[Direction]
Produce a verbatim copy of the entries listed below.

# START OF Data to use

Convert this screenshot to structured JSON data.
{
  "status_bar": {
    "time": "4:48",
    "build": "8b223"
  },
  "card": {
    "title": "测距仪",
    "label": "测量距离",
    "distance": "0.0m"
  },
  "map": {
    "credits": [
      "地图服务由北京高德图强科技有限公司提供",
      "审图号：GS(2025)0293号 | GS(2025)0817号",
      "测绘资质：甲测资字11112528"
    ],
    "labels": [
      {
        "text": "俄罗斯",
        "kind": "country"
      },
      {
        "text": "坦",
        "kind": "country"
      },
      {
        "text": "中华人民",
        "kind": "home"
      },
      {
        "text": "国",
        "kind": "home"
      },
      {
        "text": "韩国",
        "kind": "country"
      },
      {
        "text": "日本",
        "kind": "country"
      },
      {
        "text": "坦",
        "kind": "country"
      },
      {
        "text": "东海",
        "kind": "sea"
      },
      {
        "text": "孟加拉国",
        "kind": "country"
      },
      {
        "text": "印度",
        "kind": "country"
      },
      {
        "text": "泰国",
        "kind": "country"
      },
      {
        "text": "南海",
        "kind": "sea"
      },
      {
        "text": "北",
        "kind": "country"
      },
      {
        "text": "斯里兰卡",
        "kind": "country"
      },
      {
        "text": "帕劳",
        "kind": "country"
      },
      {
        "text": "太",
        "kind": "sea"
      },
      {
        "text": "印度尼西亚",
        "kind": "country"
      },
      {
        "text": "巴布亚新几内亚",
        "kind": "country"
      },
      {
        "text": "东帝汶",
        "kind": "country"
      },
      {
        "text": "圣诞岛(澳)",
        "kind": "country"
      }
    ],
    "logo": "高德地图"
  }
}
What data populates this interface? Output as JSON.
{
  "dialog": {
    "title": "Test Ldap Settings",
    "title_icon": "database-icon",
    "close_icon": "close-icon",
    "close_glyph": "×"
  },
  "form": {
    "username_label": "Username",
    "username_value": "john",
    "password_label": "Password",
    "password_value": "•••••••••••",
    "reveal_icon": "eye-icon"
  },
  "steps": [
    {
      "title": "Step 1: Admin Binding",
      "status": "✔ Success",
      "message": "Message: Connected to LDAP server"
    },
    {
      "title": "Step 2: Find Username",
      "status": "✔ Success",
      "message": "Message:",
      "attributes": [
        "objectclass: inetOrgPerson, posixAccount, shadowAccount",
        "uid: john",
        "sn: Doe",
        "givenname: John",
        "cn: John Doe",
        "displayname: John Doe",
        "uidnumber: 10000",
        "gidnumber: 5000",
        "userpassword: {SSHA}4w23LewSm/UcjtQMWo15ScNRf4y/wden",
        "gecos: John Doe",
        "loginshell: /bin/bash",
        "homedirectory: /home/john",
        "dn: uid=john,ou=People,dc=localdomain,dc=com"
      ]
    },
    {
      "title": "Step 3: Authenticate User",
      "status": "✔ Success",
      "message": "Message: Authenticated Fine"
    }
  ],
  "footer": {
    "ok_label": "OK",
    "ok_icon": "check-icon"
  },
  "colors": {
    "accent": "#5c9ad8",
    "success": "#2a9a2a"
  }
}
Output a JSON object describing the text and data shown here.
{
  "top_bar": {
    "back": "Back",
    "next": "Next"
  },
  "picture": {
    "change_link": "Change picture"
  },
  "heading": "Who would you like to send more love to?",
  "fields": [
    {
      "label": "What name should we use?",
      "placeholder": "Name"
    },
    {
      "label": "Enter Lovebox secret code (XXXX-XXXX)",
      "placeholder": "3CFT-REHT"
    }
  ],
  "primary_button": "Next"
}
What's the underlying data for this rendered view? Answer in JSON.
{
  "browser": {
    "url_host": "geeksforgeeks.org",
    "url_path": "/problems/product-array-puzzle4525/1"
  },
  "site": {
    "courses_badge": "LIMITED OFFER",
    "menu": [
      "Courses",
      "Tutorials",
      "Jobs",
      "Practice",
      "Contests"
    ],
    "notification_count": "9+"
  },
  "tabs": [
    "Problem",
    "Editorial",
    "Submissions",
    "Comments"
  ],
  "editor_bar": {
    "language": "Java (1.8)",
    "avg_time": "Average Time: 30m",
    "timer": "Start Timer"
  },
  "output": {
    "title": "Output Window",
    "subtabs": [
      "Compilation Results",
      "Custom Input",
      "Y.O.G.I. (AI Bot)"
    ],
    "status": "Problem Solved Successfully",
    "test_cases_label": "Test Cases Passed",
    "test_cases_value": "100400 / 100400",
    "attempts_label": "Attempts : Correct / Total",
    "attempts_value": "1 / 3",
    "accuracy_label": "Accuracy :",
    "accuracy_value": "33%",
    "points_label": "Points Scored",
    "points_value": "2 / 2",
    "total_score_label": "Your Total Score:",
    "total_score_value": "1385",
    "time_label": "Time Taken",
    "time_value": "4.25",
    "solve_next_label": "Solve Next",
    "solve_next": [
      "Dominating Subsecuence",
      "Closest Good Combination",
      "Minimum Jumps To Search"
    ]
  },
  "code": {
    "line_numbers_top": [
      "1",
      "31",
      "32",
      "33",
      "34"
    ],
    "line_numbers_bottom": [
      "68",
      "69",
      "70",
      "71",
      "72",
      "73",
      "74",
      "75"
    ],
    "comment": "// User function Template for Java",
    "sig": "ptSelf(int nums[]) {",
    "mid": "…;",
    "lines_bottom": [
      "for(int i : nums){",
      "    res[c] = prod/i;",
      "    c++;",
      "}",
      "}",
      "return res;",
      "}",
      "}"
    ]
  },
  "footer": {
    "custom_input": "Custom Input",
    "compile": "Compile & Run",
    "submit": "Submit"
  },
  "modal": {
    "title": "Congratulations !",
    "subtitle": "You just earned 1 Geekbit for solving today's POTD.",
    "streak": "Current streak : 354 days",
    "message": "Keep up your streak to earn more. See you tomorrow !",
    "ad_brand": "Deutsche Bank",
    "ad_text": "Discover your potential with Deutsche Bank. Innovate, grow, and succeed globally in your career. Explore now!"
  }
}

# END OF Data to use

[Solution to the exercise]
Convert this screenshot to structured JSON data.
{
  "status_bar": {
    "time": "4:48",
    "build": "8b223"
  },
  "card": {
    "title": "测距仪",
    "label": "测量距离",
    "distance": "0.0m"
  },
  "map": {
    "credits": [
      "地图服务由北京高德图强科技有限公司提供",
      "审图号：GS(2025)0293号 | GS(2025)0817号",
      "测绘资质：甲测资字11112528"
    ],
    "labels": [
      {
        "text": "俄罗斯",
        "kind": "country"
      },
      {
        "text": "坦",
        "kind": "country"
      },
      {
        "text": "中华人民",
        "kind": "home"
      },
      {
        "text": "国",
        "kind": "home"
      },
      {
        "text": "韩国",
        "kind": "country"
      },
      {
        "text": "日本",
        "kind": "country"
      },
      {
        "text": "坦",
        "kind": "country"
      },
      {
        "text": "东海",
        "kind": "sea"
      },
      {
        "text": "孟加拉国",
        "kind": "country"
      },
      {
        "text": "印度",
        "kind": "country"
      },
      {
        "text": "泰国",
        "kind": "country"
      },
      {
        "text": "南海",
        "kind": "sea"
      },
      {
        "text": "北",
        "kind": "country"
      },
      {
        "text": "斯里兰卡",
        "kind": "country"
      },
      {
        "text": "帕劳",
        "kind": "country"
      },
      {
        "text": "太",
        "kind": "sea"
      },
      {
        "text": "印度尼西亚",
        "kind": "country"
      },
      {
        "text": "巴布亚新几内亚",
        "kind": "country"
      },
      {
        "text": "东帝汶",
        "kind": "country"
      },
      {
        "text": "圣诞岛(澳)",
        "kind": "country"
      }
    ],
    "logo": "高德地图"
  }
}
What data populates this interface? Output as JSON.
{
  "dialog": {
    "title": "Test Ldap Settings",
    "title_icon": "database-icon",
    "close_icon": "close-icon",
    "close_glyph": "×"
  },
  "form": {
    "username_label": "Username",
    "username_value": "john",
    "password_label": "Password",
    "password_value": "•••••••••••",
    "reveal_icon": "eye-icon"
  },
  "steps": [
    {
      "title": "Step 1: Admin Binding",
      "status": "✔ Success",
      "message": "Message: Connected to LDAP server"
    },
    {
      "title": "Step 2: Find Username",
      "status": "✔ Success",
      "message": "Message:",
      "attributes": [
        "objectclass: inetOrgPerson, posixAccount, shadowAccount",
        "uid: john",
        "sn: Doe",
        "givenname: John",
        "cn: John Doe",
        "displayname: John Doe",
        "uidnumber: 10000",
        "gidnumber: 5000",
        "userpassword: {SSHA}4w23LewSm/UcjtQMWo15ScNRf4y/wden",
        "gecos: John Doe",
        "loginshell: /bin/bash",
        "homedirectory: /home/john",
        "dn: uid=john,ou=People,dc=localdomain,dc=com"
      ]
    },
    {
      "title": "Step 3: Authenticate User",
      "status": "✔ Success",
      "message": "Message: Authenticated Fine"
    }
  ],
  "footer": {
    "ok_label": "OK",
    "ok_icon": "check-icon"
  },
  "colors": {
    "accent": "#5c9ad8",
    "success": "#2a9a2a"
  }
}
Output a JSON object describing the text and data shown here.
{
  "top_bar": {
    "back": "Back",
    "next": "Next"
  },
  "picture": {
    "change_link": "Change picture"
  },
  "heading": "Who would you like to send more love to?",
  "fields": [
    {
      "label": "What name should we use?",
      "placeholder": "Name"
    },
    {
      "label": "Enter Lovebox secret code (XXXX-XXXX)",
      "placeholder": "3CFT-REHT"
    }
  ],
  "primary_button": "Next"
}
What's the underlying data for this rendered view? Answer in JSON.
{
  "browser": {
    "url_host": "geeksforgeeks.org",
    "url_path": "/problems/product-array-puzzle4525/1"
  },
  "site": {
    "courses_badge": "LIMITED OFFER",
    "menu": [
      "Courses",
      "Tutorials",
      "Jobs",
      "Practice",
      "Contests"
    ],
    "notification_count": "9+"
  },
  "tabs": [
    "Problem",
    "Editorial",
    "Submissions",
    "Comments"
  ],
  "editor_bar": {
    "language": "Java (1.8)",
    "avg_time": "Average Time: 30m",
    "timer": "Start Timer"
  },
  "output": {
    "title": "Output Window",
    "subtabs": [
      "Compilation Results",
      "Custom Input",
      "Y.O.G.I. (AI Bot)"
    ],
    "status": "Problem Solved Successfully",
    "test_cases_label": "Test Cases Passed",
    "test_cases_value": "100400 / 100400",
    "attempts_label": "Attempts : Correct / Total",
    "attempts_value": "1 / 3",
    "accuracy_label": "Accuracy :",
    "accuracy_value": "33%",
    "points_label": "Points Scored",
    "points_value": "2 / 2",
    "total_score_label": "Your Total Score:",
    "total_score_value": "1385",
    "time_label": "Time Taken",
    "time_value": "4.25",
    "solve_next_label": "Solve Next",
    "solve_next": [
      "Dominating Subsecuence",
      "Closest Good Combination",
      "Minimum Jumps To Search"
    ]
  },
  "code": {
    "line_numbers_top": [
      "1",
      "31",
      "32",
      "33",
      "34"
    ],
    "line_numbers_bottom": [
      "68",
      "69",
      "70",
      "71",
      "72",
      "73",
      "74",
      "75"
    ],
    "comment": "// User function Template for Java",
    "sig": "ptSelf(int nums[]) {",
    "mid": "…;",
    "lines_bottom": [
      "for(int i : nums){",
      "    res[c] = prod/i;",
      "    c++;",
      "}",
      "}",
      "return res;",
      "}",
      "}"
    ]
  },
  "footer": {
    "custom_input": "Custom Input",
    "compile": "Compile & Run",
    "submit": "Submit"
  },
  "modal": {
    "title": "Congratulations !",
    "subtitle": "You just earned 1 Geekbit for solving today's POTD.",
    "streak": "Current streak : 354 days",
    "message": "Keep up your streak to earn more. See you tomorrow !",
    "ad_brand": "Deutsche Bank",
    "ad_text": "Discover your potential with Deutsche Bank. Innovate, grow, and succeed globally in your career. Explore now!"
  }
}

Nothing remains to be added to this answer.